## Begin
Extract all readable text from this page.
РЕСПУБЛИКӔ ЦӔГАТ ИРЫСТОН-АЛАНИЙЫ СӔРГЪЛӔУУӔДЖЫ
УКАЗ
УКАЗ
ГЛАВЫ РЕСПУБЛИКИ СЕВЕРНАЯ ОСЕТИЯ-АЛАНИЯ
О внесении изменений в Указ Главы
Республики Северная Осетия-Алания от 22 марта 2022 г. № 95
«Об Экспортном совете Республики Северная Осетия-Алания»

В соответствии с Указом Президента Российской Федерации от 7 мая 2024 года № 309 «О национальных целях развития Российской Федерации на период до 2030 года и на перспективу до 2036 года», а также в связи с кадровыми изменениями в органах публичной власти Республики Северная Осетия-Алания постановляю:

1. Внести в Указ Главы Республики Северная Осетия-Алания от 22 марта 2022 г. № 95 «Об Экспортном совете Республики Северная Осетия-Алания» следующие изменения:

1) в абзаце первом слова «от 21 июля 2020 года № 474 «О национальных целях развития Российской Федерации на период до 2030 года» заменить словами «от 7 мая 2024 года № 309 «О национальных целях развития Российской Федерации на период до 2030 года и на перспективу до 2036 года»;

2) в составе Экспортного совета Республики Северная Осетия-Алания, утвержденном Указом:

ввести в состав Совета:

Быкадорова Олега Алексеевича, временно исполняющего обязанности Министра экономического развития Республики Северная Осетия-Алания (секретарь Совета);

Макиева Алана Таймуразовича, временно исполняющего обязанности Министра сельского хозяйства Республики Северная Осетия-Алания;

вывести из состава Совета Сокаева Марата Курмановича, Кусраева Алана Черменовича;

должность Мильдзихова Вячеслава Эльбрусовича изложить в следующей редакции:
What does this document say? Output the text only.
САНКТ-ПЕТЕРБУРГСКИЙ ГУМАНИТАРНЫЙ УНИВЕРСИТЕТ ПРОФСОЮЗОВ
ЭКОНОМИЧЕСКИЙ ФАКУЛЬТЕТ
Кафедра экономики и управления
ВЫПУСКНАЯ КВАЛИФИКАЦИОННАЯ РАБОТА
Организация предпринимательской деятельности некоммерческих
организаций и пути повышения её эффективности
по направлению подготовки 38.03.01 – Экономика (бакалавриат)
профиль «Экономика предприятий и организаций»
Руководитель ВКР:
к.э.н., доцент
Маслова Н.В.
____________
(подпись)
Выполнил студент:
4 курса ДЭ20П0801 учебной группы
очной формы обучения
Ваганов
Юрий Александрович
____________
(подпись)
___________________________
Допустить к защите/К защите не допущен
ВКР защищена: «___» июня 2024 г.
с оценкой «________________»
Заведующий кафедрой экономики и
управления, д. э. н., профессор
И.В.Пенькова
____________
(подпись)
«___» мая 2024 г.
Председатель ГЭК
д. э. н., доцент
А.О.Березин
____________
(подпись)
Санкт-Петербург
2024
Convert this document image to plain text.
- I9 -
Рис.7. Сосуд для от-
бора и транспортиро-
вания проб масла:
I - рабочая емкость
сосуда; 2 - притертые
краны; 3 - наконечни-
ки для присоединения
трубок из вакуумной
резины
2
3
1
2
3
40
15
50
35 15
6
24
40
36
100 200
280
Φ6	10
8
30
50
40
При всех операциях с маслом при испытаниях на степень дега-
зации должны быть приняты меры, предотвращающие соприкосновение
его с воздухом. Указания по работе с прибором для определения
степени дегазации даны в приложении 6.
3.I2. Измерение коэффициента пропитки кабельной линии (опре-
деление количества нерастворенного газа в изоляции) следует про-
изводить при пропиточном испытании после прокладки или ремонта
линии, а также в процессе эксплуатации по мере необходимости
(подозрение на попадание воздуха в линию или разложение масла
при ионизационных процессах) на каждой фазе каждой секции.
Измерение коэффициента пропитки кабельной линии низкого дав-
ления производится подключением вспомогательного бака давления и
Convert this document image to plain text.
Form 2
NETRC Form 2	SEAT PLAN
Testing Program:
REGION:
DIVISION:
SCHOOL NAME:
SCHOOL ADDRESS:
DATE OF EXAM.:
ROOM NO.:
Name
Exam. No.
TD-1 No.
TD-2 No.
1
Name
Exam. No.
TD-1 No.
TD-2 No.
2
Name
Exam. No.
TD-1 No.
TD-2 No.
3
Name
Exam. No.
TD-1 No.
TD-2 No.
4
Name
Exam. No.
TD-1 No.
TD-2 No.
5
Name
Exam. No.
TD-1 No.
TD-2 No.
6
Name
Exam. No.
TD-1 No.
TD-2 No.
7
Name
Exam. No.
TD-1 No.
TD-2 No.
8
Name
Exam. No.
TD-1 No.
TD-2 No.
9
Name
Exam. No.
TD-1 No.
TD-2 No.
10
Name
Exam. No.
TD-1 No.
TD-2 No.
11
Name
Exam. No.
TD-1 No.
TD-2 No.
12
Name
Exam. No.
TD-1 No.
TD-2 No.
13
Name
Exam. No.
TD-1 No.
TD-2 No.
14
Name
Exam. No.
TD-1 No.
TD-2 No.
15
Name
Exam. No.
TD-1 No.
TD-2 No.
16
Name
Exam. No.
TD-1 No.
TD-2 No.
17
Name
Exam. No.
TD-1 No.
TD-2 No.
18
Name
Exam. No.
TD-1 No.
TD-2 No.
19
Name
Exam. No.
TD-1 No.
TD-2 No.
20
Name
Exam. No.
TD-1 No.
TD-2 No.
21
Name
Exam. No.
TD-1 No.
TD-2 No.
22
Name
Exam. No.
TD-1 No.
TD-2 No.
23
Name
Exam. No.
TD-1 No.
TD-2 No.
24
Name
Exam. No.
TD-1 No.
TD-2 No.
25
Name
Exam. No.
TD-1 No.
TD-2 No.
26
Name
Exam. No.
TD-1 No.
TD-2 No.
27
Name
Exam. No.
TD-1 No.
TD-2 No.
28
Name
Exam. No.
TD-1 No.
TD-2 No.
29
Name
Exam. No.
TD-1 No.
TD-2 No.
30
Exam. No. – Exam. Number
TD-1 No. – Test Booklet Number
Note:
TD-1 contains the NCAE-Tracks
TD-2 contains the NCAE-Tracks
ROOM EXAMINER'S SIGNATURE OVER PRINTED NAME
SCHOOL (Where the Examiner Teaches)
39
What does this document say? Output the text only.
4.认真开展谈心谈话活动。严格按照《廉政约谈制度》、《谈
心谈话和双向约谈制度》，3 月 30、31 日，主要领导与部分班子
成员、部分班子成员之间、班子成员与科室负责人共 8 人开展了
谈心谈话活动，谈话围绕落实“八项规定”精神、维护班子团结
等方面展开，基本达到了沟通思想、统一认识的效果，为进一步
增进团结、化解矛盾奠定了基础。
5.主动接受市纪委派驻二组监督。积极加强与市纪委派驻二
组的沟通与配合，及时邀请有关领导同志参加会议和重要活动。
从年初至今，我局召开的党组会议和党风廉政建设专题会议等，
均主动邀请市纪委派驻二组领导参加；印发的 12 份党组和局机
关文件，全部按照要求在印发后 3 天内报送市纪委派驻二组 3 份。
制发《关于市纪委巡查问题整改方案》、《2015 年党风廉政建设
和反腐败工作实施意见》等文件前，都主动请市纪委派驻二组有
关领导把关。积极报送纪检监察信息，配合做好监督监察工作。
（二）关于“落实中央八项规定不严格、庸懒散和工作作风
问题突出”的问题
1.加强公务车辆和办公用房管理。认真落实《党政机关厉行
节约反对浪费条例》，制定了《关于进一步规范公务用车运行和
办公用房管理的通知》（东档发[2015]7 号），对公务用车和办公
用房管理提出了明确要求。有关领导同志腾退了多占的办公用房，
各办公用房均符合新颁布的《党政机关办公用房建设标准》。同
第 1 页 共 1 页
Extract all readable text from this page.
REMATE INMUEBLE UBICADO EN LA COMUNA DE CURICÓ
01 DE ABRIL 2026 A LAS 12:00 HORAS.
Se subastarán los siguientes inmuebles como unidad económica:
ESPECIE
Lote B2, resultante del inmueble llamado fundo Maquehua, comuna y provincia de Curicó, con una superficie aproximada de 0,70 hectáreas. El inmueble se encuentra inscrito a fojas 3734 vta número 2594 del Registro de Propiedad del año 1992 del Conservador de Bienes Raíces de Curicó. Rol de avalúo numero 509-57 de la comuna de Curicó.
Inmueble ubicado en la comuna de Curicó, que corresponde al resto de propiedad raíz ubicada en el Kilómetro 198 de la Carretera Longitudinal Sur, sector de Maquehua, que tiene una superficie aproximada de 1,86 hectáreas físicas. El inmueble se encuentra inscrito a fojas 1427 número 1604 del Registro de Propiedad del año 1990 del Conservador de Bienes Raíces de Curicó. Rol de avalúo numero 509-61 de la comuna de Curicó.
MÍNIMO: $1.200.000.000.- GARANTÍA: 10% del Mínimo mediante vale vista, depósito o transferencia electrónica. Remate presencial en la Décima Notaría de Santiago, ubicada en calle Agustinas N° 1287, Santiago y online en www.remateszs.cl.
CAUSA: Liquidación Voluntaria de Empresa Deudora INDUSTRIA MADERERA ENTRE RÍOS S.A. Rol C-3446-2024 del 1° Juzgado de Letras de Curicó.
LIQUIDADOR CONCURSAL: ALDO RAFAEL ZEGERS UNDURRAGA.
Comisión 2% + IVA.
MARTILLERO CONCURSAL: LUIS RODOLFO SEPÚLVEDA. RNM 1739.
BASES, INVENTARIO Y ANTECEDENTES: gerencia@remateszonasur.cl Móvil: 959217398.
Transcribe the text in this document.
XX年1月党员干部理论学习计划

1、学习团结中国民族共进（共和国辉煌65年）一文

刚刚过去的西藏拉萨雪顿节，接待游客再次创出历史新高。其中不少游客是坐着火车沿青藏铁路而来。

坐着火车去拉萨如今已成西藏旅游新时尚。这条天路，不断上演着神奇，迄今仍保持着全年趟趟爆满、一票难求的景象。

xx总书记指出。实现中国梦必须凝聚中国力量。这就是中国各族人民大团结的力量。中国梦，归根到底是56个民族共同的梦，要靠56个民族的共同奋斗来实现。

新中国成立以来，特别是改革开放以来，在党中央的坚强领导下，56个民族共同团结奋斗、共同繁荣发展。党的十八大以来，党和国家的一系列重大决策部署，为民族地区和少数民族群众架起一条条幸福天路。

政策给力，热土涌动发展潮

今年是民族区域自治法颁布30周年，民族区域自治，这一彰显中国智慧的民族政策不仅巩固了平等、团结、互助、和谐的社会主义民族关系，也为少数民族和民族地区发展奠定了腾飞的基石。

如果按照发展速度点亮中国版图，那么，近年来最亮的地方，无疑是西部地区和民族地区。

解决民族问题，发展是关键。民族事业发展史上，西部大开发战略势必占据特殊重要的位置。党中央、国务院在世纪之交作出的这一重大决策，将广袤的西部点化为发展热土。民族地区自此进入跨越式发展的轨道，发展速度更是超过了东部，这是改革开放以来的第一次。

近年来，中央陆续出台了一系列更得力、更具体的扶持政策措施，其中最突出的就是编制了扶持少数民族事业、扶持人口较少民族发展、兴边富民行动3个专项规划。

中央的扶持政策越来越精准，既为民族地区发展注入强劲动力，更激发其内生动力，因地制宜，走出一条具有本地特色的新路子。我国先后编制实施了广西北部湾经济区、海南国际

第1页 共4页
## End
[Exercise directions] Gather every line from the listing above in which "Алана" appears, and copy those lines.

[Solved exercise]
Макиева Алана Таймуразовича, временно исполняющего обязанности Министра сельского хозяйства Республики Северная Осетия-Алания;
вывести из состава Совета Сокаева Марата Курмановича, Кусраева Алана Черменовича;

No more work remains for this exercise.